Find the lines below that contain the string "value". Copy each one.
#####
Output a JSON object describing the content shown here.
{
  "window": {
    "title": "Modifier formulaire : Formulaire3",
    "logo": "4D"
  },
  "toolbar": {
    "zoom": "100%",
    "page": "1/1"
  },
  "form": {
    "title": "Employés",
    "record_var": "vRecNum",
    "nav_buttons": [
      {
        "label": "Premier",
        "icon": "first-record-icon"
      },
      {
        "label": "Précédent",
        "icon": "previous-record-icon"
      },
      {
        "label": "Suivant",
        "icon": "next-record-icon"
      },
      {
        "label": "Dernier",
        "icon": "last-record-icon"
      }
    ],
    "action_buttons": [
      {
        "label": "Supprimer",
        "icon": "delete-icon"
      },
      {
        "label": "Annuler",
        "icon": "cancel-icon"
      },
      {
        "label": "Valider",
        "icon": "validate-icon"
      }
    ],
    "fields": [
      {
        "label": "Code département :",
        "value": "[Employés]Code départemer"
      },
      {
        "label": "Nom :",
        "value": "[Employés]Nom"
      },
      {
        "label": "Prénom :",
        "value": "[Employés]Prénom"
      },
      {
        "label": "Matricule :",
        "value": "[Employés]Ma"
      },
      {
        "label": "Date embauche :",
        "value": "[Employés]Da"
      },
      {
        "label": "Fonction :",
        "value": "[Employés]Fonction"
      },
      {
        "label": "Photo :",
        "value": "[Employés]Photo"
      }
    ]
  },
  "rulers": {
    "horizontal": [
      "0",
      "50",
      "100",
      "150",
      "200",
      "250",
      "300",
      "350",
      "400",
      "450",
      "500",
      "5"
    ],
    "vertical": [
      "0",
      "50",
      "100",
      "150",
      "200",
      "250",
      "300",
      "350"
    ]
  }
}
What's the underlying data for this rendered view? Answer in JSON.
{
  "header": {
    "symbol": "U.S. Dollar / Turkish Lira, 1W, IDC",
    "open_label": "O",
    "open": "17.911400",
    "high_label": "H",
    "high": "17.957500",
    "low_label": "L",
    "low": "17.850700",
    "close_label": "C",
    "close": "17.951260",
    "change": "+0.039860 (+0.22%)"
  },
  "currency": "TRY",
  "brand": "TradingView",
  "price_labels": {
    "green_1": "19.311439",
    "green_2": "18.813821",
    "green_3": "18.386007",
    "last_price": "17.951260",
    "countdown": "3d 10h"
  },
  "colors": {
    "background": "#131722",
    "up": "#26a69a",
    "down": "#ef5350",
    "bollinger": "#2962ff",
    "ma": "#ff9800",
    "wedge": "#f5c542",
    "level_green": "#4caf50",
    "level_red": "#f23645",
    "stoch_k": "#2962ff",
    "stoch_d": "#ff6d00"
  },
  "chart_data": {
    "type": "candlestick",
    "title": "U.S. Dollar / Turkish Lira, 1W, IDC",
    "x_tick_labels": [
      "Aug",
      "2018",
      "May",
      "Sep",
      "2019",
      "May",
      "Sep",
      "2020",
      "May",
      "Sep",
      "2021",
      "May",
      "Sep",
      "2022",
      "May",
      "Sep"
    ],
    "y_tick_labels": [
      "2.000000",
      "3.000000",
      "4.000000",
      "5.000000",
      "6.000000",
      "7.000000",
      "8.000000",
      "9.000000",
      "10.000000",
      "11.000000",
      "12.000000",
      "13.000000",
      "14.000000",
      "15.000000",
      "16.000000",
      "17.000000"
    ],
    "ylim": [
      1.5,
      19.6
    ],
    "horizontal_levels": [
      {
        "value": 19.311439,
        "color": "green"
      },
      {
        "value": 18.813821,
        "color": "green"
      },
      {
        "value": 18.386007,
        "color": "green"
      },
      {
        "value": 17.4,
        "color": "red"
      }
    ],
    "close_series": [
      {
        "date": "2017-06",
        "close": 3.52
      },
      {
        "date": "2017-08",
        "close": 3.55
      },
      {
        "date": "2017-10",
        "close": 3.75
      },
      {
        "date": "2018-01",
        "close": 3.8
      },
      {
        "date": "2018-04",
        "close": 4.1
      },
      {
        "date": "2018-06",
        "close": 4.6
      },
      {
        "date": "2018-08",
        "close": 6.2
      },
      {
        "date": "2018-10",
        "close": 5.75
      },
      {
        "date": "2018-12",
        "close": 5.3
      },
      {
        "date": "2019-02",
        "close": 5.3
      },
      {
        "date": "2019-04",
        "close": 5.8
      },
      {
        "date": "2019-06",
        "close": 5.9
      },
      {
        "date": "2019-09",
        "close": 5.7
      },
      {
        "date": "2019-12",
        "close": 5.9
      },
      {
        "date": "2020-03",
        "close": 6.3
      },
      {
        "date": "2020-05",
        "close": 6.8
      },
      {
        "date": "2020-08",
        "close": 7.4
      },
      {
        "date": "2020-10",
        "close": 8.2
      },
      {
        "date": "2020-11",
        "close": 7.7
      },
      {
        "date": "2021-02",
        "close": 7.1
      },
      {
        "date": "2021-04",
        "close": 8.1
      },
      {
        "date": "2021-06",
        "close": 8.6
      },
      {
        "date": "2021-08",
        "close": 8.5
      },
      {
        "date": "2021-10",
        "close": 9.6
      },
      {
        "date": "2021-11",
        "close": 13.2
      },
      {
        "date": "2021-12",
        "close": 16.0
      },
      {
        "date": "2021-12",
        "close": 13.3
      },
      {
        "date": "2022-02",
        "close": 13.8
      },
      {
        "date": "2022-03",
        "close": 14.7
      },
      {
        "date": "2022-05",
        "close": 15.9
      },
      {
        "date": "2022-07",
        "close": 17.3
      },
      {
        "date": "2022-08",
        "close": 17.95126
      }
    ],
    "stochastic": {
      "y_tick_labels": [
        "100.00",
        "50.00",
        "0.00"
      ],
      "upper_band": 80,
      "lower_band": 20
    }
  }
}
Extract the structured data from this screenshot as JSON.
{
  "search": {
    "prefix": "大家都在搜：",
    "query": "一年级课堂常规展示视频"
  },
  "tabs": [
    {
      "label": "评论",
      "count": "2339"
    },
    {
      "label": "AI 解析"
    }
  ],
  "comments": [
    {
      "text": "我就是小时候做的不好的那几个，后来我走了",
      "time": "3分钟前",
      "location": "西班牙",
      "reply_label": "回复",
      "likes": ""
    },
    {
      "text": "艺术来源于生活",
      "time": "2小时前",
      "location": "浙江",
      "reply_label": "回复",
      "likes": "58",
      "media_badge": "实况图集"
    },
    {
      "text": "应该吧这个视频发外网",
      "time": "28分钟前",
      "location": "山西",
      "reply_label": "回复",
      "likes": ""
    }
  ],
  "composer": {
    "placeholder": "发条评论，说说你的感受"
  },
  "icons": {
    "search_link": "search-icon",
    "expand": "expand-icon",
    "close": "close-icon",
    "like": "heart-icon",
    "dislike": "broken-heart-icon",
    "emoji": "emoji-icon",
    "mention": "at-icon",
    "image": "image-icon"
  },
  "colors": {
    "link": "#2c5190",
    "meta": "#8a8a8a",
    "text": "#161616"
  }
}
#####
» Solution to the exercise:
        "value": "[Employés]Code départemer"
        "value": "[Employés]Nom"
        "value": "[Employés]Prénom"
        "value": "[Employés]Ma"
        "value": "[Employés]Da"
        "value": "[Employés]Fonction"
        "value": "[Employés]Photo"
        "value": 19.311439,
        "value": 18.813821,
        "value": 18.386007,
        "value": 17.4,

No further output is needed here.